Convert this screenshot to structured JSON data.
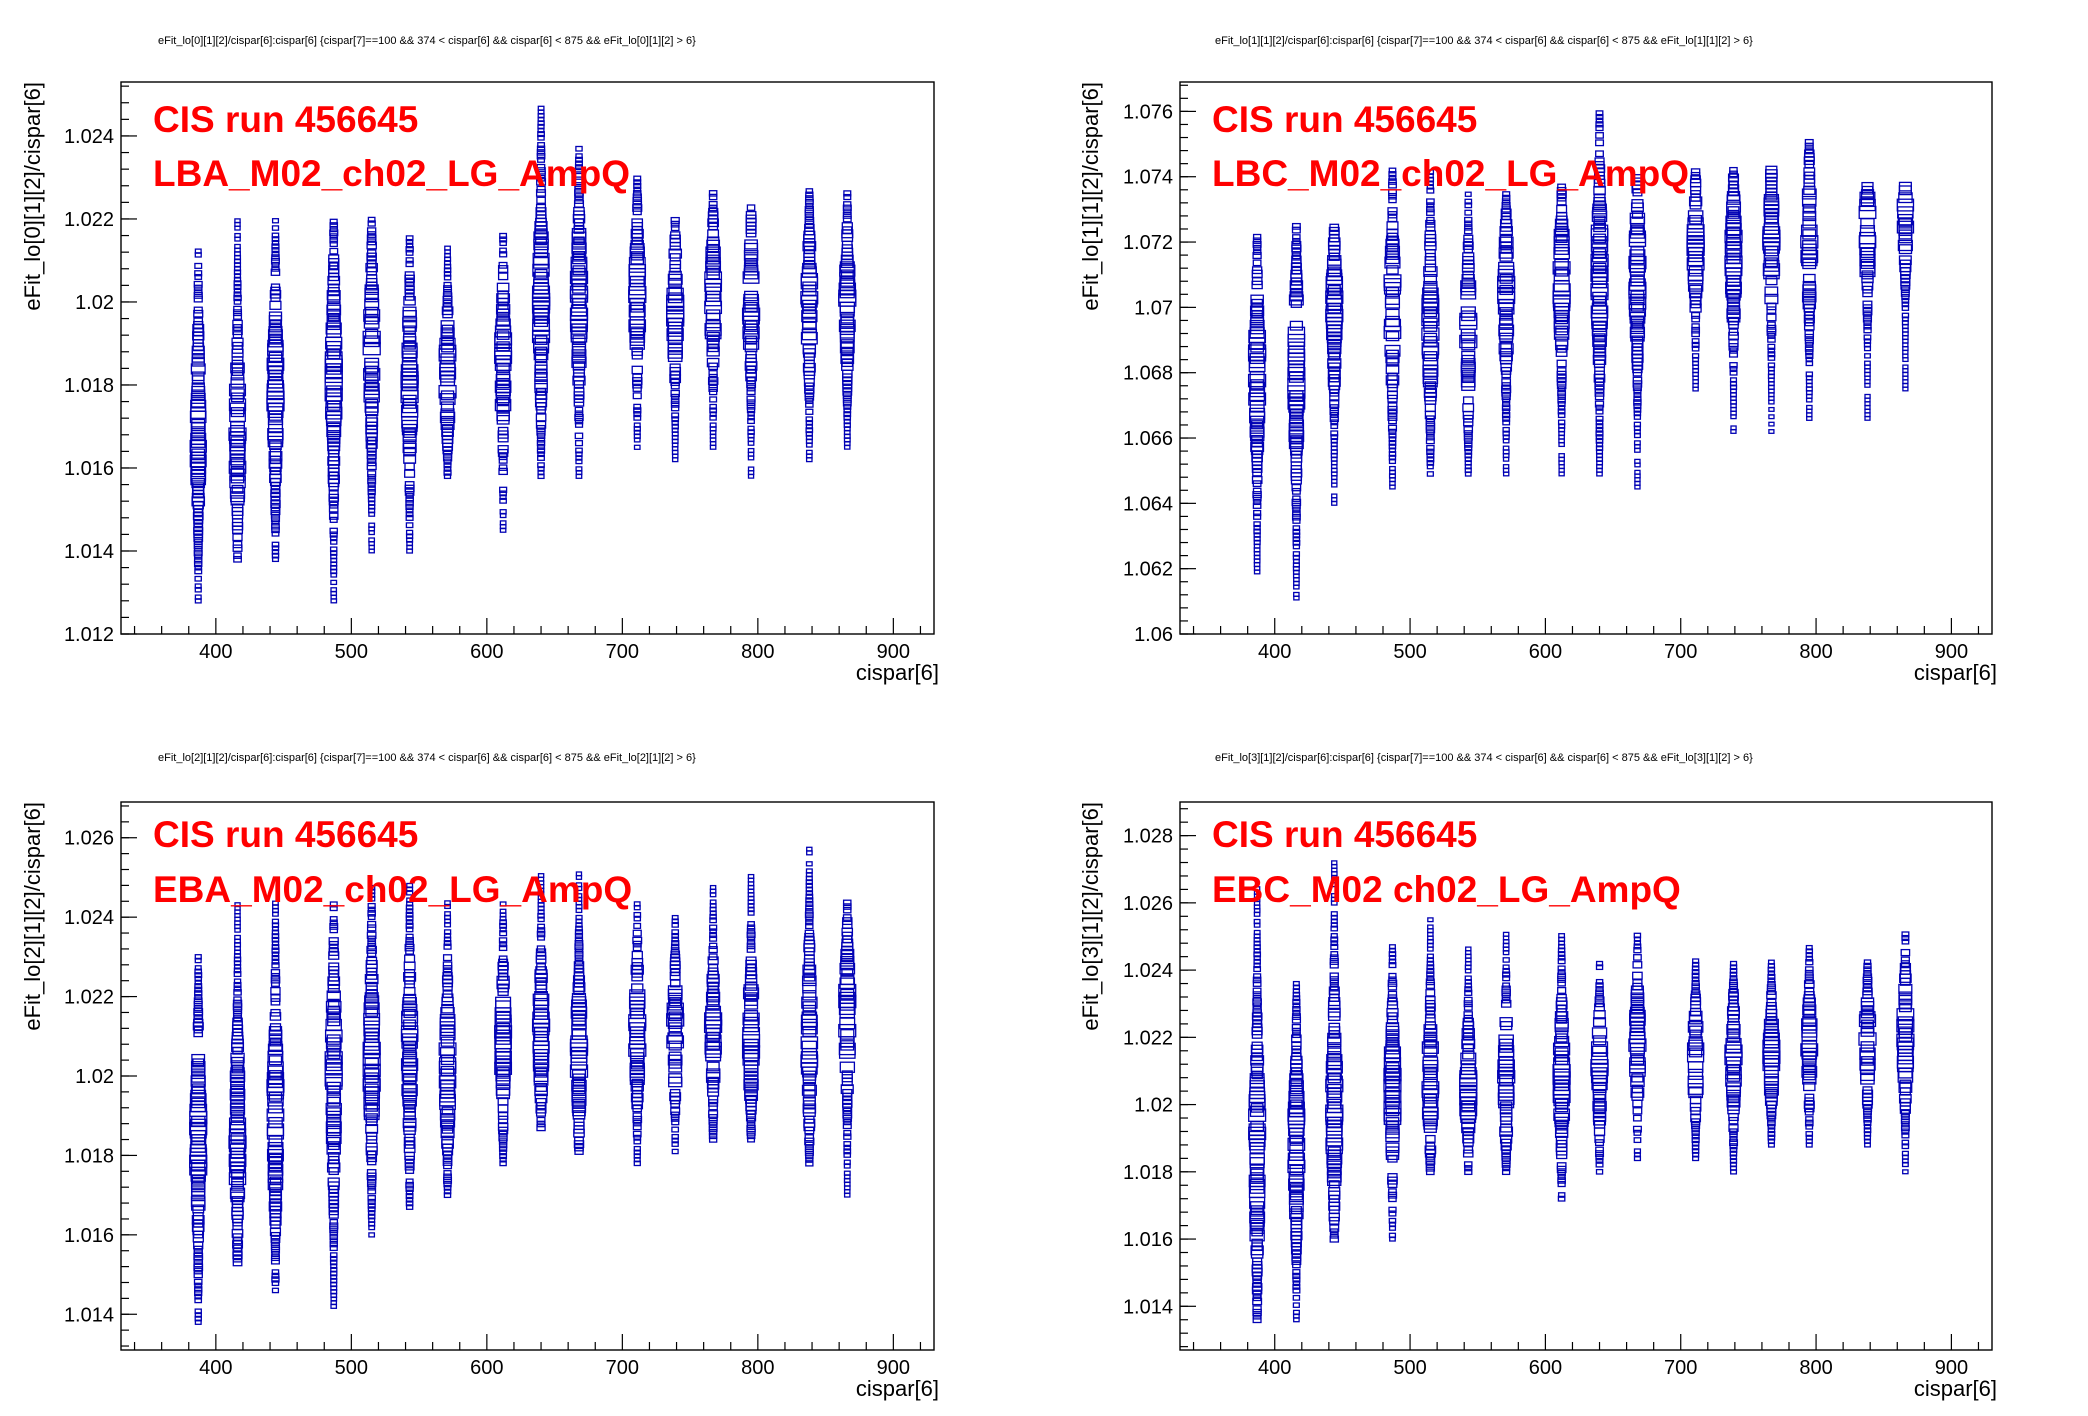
{
  "chart_data": [
    {
      "type": "scatter",
      "title": "eFit_lo[0][1][2]/cispar[6]:cispar[6] {cispar[7]==100 && 374 < cispar[6] && cispar[6] < 875 && eFit_lo[0][1][2] > 6}",
      "xlabel": "cispar[6]",
      "ylabel": "eFit_lo[0][1][2]/cispar[6]",
      "xlim": [
        330,
        930
      ],
      "ylim": [
        1.012,
        1.0253
      ],
      "xticks": [
        400,
        500,
        600,
        700,
        800,
        900
      ],
      "yticks": [
        1.012,
        1.014,
        1.016,
        1.018,
        1.02,
        1.022,
        1.024
      ],
      "ytick_labels": [
        "1.012",
        "1.014",
        "1.016",
        "1.018",
        "1.02",
        "1.022",
        "1.024"
      ],
      "annotations": [
        "CIS run 456645",
        "LBA_M02_ch02_LG_AmpQ"
      ],
      "x_columns": [
        387,
        416,
        444,
        487,
        515,
        543,
        571,
        612,
        640,
        668,
        711,
        739,
        767,
        795,
        838,
        866
      ],
      "columns": [
        {
          "x": 387,
          "ymin": 1.0128,
          "ymax": 1.0213,
          "center": 1.0172
        },
        {
          "x": 416,
          "ymin": 1.0138,
          "ymax": 1.022,
          "center": 1.0168
        },
        {
          "x": 444,
          "ymin": 1.0138,
          "ymax": 1.022,
          "center": 1.0178
        },
        {
          "x": 487,
          "ymin": 1.0128,
          "ymax": 1.022,
          "center": 1.0182
        },
        {
          "x": 515,
          "ymin": 1.014,
          "ymax": 1.022,
          "center": 1.0188
        },
        {
          "x": 543,
          "ymin": 1.014,
          "ymax": 1.0216,
          "center": 1.0181
        },
        {
          "x": 571,
          "ymin": 1.0158,
          "ymax": 1.0213,
          "center": 1.0182
        },
        {
          "x": 612,
          "ymin": 1.0145,
          "ymax": 1.0216,
          "center": 1.0185
        },
        {
          "x": 640,
          "ymin": 1.0158,
          "ymax": 1.0247,
          "center": 1.02
        },
        {
          "x": 668,
          "ymin": 1.0158,
          "ymax": 1.0237,
          "center": 1.02
        },
        {
          "x": 711,
          "ymin": 1.0165,
          "ymax": 1.023,
          "center": 1.0201
        },
        {
          "x": 739,
          "ymin": 1.0162,
          "ymax": 1.022,
          "center": 1.0198
        },
        {
          "x": 767,
          "ymin": 1.0165,
          "ymax": 1.0227,
          "center": 1.0201
        },
        {
          "x": 795,
          "ymin": 1.0158,
          "ymax": 1.0223,
          "center": 1.02
        },
        {
          "x": 838,
          "ymin": 1.0162,
          "ymax": 1.0227,
          "center": 1.0199
        },
        {
          "x": 866,
          "ymin": 1.0165,
          "ymax": 1.0227,
          "center": 1.02
        }
      ]
    },
    {
      "type": "scatter",
      "title": "eFit_lo[1][1][2]/cispar[6]:cispar[6] {cispar[7]==100 && 374 < cispar[6] && cispar[6] < 875 && eFit_lo[1][1][2] > 6}",
      "xlabel": "cispar[6]",
      "ylabel": "eFit_lo[1][1][2]/cispar[6]",
      "xlim": [
        330,
        930
      ],
      "ylim": [
        1.06,
        1.0769
      ],
      "xticks": [
        400,
        500,
        600,
        700,
        800,
        900
      ],
      "yticks": [
        1.06,
        1.062,
        1.064,
        1.066,
        1.068,
        1.07,
        1.072,
        1.074,
        1.076
      ],
      "ytick_labels": [
        "1.06",
        "1.062",
        "1.064",
        "1.066",
        "1.068",
        "1.07",
        "1.072",
        "1.074",
        "1.076"
      ],
      "annotations": [
        "CIS run 456645",
        "LBC_M02_ch02_LG_AmpQ"
      ],
      "x_columns": [
        387,
        416,
        444,
        487,
        515,
        543,
        571,
        612,
        640,
        668,
        711,
        739,
        767,
        795,
        838,
        866
      ],
      "columns": [
        {
          "x": 387,
          "ymin": 1.0619,
          "ymax": 1.0722,
          "center": 1.068
        },
        {
          "x": 416,
          "ymin": 1.0611,
          "ymax": 1.0725,
          "center": 1.068
        },
        {
          "x": 444,
          "ymin": 1.064,
          "ymax": 1.0725,
          "center": 1.0698
        },
        {
          "x": 487,
          "ymin": 1.0645,
          "ymax": 1.0742,
          "center": 1.07
        },
        {
          "x": 515,
          "ymin": 1.0649,
          "ymax": 1.0742,
          "center": 1.0695
        },
        {
          "x": 543,
          "ymin": 1.0649,
          "ymax": 1.0735,
          "center": 1.0693
        },
        {
          "x": 571,
          "ymin": 1.0649,
          "ymax": 1.0735,
          "center": 1.0703
        },
        {
          "x": 612,
          "ymin": 1.0649,
          "ymax": 1.0738,
          "center": 1.0708
        },
        {
          "x": 640,
          "ymin": 1.0649,
          "ymax": 1.076,
          "center": 1.071
        },
        {
          "x": 668,
          "ymin": 1.0645,
          "ymax": 1.074,
          "center": 1.071
        },
        {
          "x": 711,
          "ymin": 1.0675,
          "ymax": 1.0742,
          "center": 1.0718
        },
        {
          "x": 739,
          "ymin": 1.0662,
          "ymax": 1.0742,
          "center": 1.0715
        },
        {
          "x": 767,
          "ymin": 1.0662,
          "ymax": 1.0742,
          "center": 1.072
        },
        {
          "x": 795,
          "ymin": 1.0666,
          "ymax": 1.0751,
          "center": 1.072
        },
        {
          "x": 838,
          "ymin": 1.0666,
          "ymax": 1.0738,
          "center": 1.0723
        },
        {
          "x": 866,
          "ymin": 1.0675,
          "ymax": 1.0738,
          "center": 1.0728
        }
      ]
    },
    {
      "type": "scatter",
      "title": "eFit_lo[2][1][2]/cispar[6]:cispar[6] {cispar[7]==100 && 374 < cispar[6] && cispar[6] < 875 && eFit_lo[2][1][2] > 6}",
      "xlabel": "cispar[6]",
      "ylabel": "eFit_lo[2][1][2]/cispar[6]",
      "xlim": [
        330,
        930
      ],
      "ylim": [
        1.0131,
        1.0269
      ],
      "xticks": [
        400,
        500,
        600,
        700,
        800,
        900
      ],
      "yticks": [
        1.014,
        1.016,
        1.018,
        1.02,
        1.022,
        1.024,
        1.026
      ],
      "ytick_labels": [
        "1.014",
        "1.016",
        "1.018",
        "1.02",
        "1.022",
        "1.024",
        "1.026"
      ],
      "annotations": [
        "CIS run 456645",
        "EBA_M02_ch02_LG_AmpQ"
      ],
      "x_columns": [
        387,
        416,
        444,
        487,
        515,
        543,
        571,
        612,
        640,
        668,
        711,
        739,
        767,
        795,
        838,
        866
      ],
      "columns": [
        {
          "x": 387,
          "ymin": 1.0138,
          "ymax": 1.023,
          "center": 1.0184
        },
        {
          "x": 416,
          "ymin": 1.0153,
          "ymax": 1.0244,
          "center": 1.0185
        },
        {
          "x": 444,
          "ymin": 1.0146,
          "ymax": 1.0244,
          "center": 1.019
        },
        {
          "x": 487,
          "ymin": 1.0142,
          "ymax": 1.0244,
          "center": 1.02
        },
        {
          "x": 515,
          "ymin": 1.016,
          "ymax": 1.0248,
          "center": 1.0205
        },
        {
          "x": 543,
          "ymin": 1.0167,
          "ymax": 1.0248,
          "center": 1.0205
        },
        {
          "x": 571,
          "ymin": 1.017,
          "ymax": 1.0244,
          "center": 1.0202
        },
        {
          "x": 612,
          "ymin": 1.0178,
          "ymax": 1.0244,
          "center": 1.0208
        },
        {
          "x": 640,
          "ymin": 1.0187,
          "ymax": 1.0251,
          "center": 1.021
        },
        {
          "x": 668,
          "ymin": 1.0181,
          "ymax": 1.0251,
          "center": 1.0206
        },
        {
          "x": 711,
          "ymin": 1.0178,
          "ymax": 1.0244,
          "center": 1.0211
        },
        {
          "x": 739,
          "ymin": 1.0181,
          "ymax": 1.024,
          "center": 1.021
        },
        {
          "x": 767,
          "ymin": 1.0184,
          "ymax": 1.0248,
          "center": 1.021
        },
        {
          "x": 795,
          "ymin": 1.0184,
          "ymax": 1.0251,
          "center": 1.021
        },
        {
          "x": 838,
          "ymin": 1.0178,
          "ymax": 1.0258,
          "center": 1.021
        },
        {
          "x": 866,
          "ymin": 1.017,
          "ymax": 1.0244,
          "center": 1.0215
        }
      ]
    },
    {
      "type": "scatter",
      "title": "eFit_lo[3][1][2]/cispar[6]:cispar[6] {cispar[7]==100 && 374 < cispar[6] && cispar[6] < 875 && eFit_lo[3][1][2] > 6}",
      "xlabel": "cispar[6]",
      "ylabel": "eFit_lo[3][1][2]/cispar[6]",
      "xlim": [
        330,
        930
      ],
      "ylim": [
        1.0127,
        1.029
      ],
      "xticks": [
        400,
        500,
        600,
        700,
        800,
        900
      ],
      "yticks": [
        1.014,
        1.016,
        1.018,
        1.02,
        1.022,
        1.024,
        1.026,
        1.028
      ],
      "ytick_labels": [
        "1.014",
        "1.016",
        "1.018",
        "1.02",
        "1.022",
        "1.024",
        "1.026",
        "1.028"
      ],
      "annotations": [
        "CIS run 456645",
        "EBC_M02 ch02_LG_AmpQ"
      ],
      "x_columns": [
        387,
        416,
        444,
        487,
        515,
        543,
        571,
        612,
        640,
        668,
        711,
        739,
        767,
        795,
        838,
        866
      ],
      "columns": [
        {
          "x": 387,
          "ymin": 1.0136,
          "ymax": 1.0265,
          "center": 1.0185
        },
        {
          "x": 416,
          "ymin": 1.0136,
          "ymax": 1.0236,
          "center": 1.0188
        },
        {
          "x": 444,
          "ymin": 1.016,
          "ymax": 1.0272,
          "center": 1.02
        },
        {
          "x": 487,
          "ymin": 1.016,
          "ymax": 1.0247,
          "center": 1.0205
        },
        {
          "x": 515,
          "ymin": 1.018,
          "ymax": 1.0255,
          "center": 1.0208
        },
        {
          "x": 543,
          "ymin": 1.018,
          "ymax": 1.0247,
          "center": 1.0205
        },
        {
          "x": 571,
          "ymin": 1.018,
          "ymax": 1.0251,
          "center": 1.0208
        },
        {
          "x": 612,
          "ymin": 1.0172,
          "ymax": 1.0251,
          "center": 1.0208
        },
        {
          "x": 640,
          "ymin": 1.018,
          "ymax": 1.0243,
          "center": 1.021
        },
        {
          "x": 668,
          "ymin": 1.0184,
          "ymax": 1.0251,
          "center": 1.0218
        },
        {
          "x": 711,
          "ymin": 1.0184,
          "ymax": 1.0243,
          "center": 1.0213
        },
        {
          "x": 739,
          "ymin": 1.018,
          "ymax": 1.0243,
          "center": 1.0213
        },
        {
          "x": 767,
          "ymin": 1.0188,
          "ymax": 1.0243,
          "center": 1.0215
        },
        {
          "x": 795,
          "ymin": 1.0188,
          "ymax": 1.0247,
          "center": 1.0218
        },
        {
          "x": 838,
          "ymin": 1.0188,
          "ymax": 1.0243,
          "center": 1.0218
        },
        {
          "x": 866,
          "ymin": 1.018,
          "ymax": 1.0251,
          "center": 1.022
        }
      ]
    }
  ],
  "colors": {
    "marker": "#0000b4",
    "annotation": "#ff0000",
    "axis": "#000000",
    "background": "#ffffff"
  }
}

Requirement
Your task is to gather all lines from the entries above that hold the word "ylabel".

Solution below
      "ylabel": "eFit_lo[0][1][2]/cispar[6]",
      "ylabel": "eFit_lo[1][1][2]/cispar[6]",
      "ylabel": "eFit_lo[2][1][2]/cispar[6]",
      "ylabel": "eFit_lo[3][1][2]/cispar[6]",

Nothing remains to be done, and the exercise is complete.